→ Lines of data:

▶

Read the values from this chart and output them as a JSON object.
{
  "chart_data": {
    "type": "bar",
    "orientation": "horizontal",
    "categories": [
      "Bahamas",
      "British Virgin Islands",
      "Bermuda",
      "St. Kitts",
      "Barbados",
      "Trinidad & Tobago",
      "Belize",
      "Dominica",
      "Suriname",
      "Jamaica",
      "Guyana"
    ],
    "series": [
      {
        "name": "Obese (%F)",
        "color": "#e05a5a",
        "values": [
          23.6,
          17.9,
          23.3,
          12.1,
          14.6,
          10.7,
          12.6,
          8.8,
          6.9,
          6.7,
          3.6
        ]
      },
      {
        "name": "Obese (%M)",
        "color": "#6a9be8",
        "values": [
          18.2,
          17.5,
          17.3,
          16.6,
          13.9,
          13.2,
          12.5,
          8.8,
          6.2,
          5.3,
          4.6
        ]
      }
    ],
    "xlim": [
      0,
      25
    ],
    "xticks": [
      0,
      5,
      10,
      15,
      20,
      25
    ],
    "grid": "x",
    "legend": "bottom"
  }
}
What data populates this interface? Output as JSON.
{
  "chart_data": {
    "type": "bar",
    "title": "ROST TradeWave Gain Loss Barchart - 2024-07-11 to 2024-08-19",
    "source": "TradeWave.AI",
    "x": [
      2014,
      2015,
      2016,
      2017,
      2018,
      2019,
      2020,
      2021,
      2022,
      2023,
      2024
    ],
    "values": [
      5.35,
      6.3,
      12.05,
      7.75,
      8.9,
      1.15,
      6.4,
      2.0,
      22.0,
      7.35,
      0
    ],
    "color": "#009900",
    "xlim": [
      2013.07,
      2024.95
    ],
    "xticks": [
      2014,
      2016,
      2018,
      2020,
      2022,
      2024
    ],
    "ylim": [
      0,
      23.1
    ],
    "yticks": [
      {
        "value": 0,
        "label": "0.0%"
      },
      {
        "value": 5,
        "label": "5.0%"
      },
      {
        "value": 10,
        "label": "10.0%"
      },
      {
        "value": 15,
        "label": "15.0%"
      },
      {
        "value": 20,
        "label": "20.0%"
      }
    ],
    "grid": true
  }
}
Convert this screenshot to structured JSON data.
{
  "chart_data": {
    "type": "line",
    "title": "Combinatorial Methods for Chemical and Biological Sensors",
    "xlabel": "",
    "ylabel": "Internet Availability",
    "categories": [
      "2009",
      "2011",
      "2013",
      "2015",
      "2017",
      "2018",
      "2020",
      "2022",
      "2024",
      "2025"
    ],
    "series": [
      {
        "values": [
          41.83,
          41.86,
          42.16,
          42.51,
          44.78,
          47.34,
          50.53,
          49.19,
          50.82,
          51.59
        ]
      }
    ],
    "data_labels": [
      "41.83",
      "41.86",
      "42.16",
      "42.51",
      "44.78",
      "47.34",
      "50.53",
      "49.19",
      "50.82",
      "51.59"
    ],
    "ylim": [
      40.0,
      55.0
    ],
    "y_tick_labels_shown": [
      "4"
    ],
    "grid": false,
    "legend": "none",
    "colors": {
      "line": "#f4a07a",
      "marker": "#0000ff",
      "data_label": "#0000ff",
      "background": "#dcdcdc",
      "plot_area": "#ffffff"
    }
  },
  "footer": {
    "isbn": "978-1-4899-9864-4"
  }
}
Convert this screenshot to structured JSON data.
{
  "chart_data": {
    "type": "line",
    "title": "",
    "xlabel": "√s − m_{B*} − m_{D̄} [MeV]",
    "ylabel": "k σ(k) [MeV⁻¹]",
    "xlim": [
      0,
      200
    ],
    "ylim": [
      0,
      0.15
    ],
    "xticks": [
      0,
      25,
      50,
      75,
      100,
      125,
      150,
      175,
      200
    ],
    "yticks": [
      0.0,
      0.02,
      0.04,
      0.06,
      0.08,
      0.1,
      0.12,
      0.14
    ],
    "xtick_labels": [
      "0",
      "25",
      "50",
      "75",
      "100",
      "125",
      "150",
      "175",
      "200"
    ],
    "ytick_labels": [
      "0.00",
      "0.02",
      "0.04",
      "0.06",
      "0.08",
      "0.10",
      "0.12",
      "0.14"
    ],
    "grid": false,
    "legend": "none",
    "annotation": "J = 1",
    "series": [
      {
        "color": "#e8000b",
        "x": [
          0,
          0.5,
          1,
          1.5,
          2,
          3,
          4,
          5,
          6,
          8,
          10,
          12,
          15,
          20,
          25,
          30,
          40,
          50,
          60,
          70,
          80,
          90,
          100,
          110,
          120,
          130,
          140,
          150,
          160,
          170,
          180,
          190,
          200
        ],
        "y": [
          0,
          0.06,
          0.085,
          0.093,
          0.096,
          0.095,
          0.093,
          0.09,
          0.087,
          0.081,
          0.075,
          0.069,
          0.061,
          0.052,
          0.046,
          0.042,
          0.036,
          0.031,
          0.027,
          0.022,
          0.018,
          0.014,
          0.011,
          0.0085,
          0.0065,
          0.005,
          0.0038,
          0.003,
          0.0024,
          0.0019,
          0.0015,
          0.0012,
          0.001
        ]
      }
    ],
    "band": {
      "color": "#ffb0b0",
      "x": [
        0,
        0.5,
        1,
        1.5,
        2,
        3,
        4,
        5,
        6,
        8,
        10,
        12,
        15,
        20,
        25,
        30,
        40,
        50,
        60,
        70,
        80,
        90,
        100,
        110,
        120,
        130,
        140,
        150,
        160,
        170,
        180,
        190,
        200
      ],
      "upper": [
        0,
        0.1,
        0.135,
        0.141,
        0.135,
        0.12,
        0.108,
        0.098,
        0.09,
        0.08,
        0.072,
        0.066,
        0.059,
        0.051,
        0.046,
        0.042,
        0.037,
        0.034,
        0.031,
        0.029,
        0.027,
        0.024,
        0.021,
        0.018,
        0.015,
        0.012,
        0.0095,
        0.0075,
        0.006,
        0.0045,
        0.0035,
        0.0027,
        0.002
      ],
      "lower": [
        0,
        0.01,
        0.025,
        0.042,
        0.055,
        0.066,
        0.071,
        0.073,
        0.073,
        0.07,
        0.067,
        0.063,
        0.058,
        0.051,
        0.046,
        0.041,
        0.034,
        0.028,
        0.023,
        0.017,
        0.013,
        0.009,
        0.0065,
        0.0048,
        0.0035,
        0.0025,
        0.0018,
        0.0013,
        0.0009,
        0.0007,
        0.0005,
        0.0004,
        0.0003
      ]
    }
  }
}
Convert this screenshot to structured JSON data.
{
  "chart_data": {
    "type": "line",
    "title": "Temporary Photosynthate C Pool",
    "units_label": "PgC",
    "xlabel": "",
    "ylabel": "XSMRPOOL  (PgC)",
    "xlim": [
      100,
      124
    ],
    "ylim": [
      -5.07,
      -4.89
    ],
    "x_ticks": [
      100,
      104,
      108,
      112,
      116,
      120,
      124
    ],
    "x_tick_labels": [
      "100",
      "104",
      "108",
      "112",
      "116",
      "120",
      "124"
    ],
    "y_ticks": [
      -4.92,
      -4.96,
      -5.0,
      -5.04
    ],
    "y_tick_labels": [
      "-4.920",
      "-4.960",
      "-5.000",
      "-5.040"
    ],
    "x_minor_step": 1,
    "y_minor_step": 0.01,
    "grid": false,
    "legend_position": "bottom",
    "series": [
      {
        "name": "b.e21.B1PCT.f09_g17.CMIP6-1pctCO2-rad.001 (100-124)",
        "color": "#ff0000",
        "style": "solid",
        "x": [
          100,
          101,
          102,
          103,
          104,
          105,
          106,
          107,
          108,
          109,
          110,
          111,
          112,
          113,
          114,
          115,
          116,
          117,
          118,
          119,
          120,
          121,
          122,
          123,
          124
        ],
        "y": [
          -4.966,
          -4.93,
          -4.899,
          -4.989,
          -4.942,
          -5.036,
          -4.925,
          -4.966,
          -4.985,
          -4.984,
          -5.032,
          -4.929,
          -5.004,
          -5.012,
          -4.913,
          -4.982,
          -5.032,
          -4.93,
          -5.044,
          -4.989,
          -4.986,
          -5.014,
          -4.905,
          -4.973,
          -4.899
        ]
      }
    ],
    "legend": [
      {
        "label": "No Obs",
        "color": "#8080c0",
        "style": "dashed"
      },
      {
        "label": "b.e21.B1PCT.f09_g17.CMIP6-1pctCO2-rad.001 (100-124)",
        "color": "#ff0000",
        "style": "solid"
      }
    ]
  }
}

◀

→ PROBLEM TO SOLVE: How many of the lines above include the word "style"? Respond with the number alone.

→ TASK OUTPUT: 3